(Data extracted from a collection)
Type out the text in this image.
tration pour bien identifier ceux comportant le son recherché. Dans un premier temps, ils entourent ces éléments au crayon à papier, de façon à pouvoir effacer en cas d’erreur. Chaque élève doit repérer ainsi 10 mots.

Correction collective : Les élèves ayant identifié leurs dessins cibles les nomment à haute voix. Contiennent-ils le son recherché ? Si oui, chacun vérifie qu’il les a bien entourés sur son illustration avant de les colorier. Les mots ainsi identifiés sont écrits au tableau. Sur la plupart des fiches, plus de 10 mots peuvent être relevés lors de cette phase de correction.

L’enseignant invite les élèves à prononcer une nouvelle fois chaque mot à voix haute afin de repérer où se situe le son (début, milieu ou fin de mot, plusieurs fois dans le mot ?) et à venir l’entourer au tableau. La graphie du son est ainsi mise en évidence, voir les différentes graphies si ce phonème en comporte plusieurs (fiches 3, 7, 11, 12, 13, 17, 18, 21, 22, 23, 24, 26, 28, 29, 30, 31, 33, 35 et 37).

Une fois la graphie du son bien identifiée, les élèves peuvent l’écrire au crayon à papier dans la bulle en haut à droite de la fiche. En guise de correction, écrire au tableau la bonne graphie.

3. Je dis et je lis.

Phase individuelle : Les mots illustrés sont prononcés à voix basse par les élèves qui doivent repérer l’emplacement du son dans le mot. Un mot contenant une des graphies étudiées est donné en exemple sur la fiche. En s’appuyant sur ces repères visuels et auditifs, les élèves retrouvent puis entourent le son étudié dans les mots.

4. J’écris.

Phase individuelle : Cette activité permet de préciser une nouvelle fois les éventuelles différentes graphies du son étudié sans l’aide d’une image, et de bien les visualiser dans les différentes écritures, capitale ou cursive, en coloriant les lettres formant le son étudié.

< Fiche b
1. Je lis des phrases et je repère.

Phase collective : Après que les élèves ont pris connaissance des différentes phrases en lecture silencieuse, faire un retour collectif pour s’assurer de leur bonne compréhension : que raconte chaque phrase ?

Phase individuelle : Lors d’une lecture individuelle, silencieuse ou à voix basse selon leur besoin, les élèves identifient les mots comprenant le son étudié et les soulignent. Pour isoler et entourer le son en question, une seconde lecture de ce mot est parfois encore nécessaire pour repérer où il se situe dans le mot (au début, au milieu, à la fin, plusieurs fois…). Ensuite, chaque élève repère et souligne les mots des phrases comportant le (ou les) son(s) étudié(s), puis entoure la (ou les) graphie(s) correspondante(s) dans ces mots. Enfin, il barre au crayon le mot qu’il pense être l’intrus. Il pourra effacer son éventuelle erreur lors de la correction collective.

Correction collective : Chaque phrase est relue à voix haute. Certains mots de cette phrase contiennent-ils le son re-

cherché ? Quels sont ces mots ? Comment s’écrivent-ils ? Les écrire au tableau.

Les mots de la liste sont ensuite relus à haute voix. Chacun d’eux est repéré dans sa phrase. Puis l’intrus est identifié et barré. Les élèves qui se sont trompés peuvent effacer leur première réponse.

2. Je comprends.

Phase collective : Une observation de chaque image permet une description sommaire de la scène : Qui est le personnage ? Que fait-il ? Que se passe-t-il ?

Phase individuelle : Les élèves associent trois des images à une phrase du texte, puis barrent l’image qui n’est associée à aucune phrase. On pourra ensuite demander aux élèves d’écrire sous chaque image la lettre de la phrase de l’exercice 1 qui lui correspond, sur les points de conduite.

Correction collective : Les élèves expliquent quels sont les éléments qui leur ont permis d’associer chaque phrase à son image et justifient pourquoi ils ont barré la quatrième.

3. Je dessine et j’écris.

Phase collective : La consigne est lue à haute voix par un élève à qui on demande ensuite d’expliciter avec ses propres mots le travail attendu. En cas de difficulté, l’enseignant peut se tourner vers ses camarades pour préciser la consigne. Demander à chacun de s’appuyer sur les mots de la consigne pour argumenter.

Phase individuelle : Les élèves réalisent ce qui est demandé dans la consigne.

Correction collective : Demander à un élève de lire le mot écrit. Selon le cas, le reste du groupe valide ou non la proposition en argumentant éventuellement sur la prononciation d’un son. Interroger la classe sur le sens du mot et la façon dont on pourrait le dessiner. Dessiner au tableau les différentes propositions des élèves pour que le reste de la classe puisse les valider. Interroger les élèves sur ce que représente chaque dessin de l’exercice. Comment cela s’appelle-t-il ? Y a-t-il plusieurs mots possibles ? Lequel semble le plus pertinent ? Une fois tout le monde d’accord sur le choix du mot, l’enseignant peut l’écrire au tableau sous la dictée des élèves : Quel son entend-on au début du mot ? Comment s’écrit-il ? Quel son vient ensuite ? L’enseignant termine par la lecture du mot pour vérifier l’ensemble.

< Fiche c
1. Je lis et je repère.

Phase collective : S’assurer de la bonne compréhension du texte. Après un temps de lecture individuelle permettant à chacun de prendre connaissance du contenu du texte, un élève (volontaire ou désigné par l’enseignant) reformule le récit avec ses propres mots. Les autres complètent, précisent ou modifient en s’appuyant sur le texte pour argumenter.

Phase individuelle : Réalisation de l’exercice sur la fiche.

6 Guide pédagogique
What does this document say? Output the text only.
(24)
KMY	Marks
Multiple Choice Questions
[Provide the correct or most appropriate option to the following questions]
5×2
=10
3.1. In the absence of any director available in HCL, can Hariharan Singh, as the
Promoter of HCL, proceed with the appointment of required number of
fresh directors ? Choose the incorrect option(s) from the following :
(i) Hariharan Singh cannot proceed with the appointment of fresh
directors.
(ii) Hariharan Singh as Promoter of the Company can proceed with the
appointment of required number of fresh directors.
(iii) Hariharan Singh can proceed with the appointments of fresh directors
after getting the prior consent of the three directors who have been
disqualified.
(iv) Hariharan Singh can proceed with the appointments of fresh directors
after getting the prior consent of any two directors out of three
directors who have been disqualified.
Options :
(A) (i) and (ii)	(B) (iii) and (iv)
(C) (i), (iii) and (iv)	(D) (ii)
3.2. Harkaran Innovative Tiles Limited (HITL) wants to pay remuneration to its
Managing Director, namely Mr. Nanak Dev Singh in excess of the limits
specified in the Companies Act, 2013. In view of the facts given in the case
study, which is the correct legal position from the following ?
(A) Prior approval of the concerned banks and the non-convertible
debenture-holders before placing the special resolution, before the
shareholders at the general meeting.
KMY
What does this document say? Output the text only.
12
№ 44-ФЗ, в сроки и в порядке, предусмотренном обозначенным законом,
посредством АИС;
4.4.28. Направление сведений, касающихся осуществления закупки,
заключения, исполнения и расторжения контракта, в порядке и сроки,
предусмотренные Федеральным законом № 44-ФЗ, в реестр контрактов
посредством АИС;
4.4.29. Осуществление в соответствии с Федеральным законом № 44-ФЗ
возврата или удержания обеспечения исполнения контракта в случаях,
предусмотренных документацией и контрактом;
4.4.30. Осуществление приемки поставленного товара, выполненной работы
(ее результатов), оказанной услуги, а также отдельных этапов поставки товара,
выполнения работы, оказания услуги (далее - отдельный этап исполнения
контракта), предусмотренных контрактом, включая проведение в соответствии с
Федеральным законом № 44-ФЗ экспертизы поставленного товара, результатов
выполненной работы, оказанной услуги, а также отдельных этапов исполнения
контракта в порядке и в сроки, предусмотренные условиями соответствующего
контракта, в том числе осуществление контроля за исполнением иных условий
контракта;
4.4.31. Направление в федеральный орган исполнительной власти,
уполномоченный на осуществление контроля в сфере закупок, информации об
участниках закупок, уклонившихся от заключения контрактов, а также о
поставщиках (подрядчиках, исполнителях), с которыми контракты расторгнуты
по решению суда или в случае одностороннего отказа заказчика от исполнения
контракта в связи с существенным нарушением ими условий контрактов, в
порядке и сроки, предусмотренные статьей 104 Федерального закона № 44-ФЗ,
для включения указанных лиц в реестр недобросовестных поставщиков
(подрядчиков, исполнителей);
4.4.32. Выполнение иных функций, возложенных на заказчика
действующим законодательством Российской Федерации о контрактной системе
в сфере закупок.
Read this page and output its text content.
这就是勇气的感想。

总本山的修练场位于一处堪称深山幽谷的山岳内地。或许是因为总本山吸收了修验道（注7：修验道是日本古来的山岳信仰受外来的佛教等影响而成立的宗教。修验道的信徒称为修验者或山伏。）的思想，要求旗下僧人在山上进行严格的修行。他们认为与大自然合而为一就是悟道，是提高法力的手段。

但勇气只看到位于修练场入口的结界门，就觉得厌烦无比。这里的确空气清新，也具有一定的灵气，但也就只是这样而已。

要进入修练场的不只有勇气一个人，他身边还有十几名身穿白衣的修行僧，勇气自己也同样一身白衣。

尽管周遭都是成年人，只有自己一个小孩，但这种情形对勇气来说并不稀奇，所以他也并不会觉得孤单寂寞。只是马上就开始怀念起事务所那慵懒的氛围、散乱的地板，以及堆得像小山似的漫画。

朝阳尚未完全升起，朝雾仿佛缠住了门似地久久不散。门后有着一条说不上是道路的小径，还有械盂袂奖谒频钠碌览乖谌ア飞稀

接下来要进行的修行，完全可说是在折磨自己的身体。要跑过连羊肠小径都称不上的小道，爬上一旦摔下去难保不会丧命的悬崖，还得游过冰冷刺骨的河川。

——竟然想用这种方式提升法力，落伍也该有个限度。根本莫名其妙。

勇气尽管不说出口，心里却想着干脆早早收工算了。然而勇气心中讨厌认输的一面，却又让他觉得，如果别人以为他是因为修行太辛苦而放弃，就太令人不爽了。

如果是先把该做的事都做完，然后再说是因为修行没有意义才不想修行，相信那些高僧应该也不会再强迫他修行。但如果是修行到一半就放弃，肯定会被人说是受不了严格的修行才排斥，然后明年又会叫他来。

Directions for this task |
Repeat exactly the lines from the line containing "Read this page and output its text content." through the last line of the records above, including both, and nothing else.

Answer below |
Read this page and output its text content.
这就是勇气的感想。

总本山的修练场位于一处堪称深山幽谷的山岳内地。或许是因为总本山吸收了修验道（注7：修验道是日本古来的山岳信仰受外来的佛教等影响而成立的宗教。修验道的信徒称为修验者或山伏。）的思想，要求旗下僧人在山上进行严格的修行。他们认为与大自然合而为一就是悟道，是提高法力的手段。

但勇气只看到位于修练场入口的结界门，就觉得厌烦无比。这里的确空气清新，也具有一定的灵气，但也就只是这样而已。

要进入修练场的不只有勇气一个人，他身边还有十几名身穿白衣的修行僧，勇气自己也同样一身白衣。

尽管周遭都是成年人，只有自己一个小孩，但这种情形对勇气来说并不稀奇，所以他也并不会觉得孤单寂寞。只是马上就开始怀念起事务所那慵懒的氛围、散乱的地板，以及堆得像小山似的漫画。

朝阳尚未完全升起，朝雾仿佛缠住了门似地久久不散。门后有着一条说不上是道路的小径，还有械盂袂奖谒频钠碌览乖谌ア飞稀

接下来要进行的修行，完全可说是在折磨自己的身体。要跑过连羊肠小径都称不上的小道，爬上一旦摔下去难保不会丧命的悬崖，还得游过冰冷刺骨的河川。

——竟然想用这种方式提升法力，落伍也该有个限度。根本莫名其妙。

勇气尽管不说出口，心里却想着干脆早早收工算了。然而勇气心中讨厌认输的一面，却又让他觉得，如果别人以为他是因为修行太辛苦而放弃，就太令人不爽了。

如果是先把该做的事都做完，然后再说是因为修行没有意义才不想修行，相信那些高僧应该也不会再强迫他修行。但如果是修行到一半就放弃，肯定会被人说是受不了严格的修行才排斥，然后明年又会叫他来。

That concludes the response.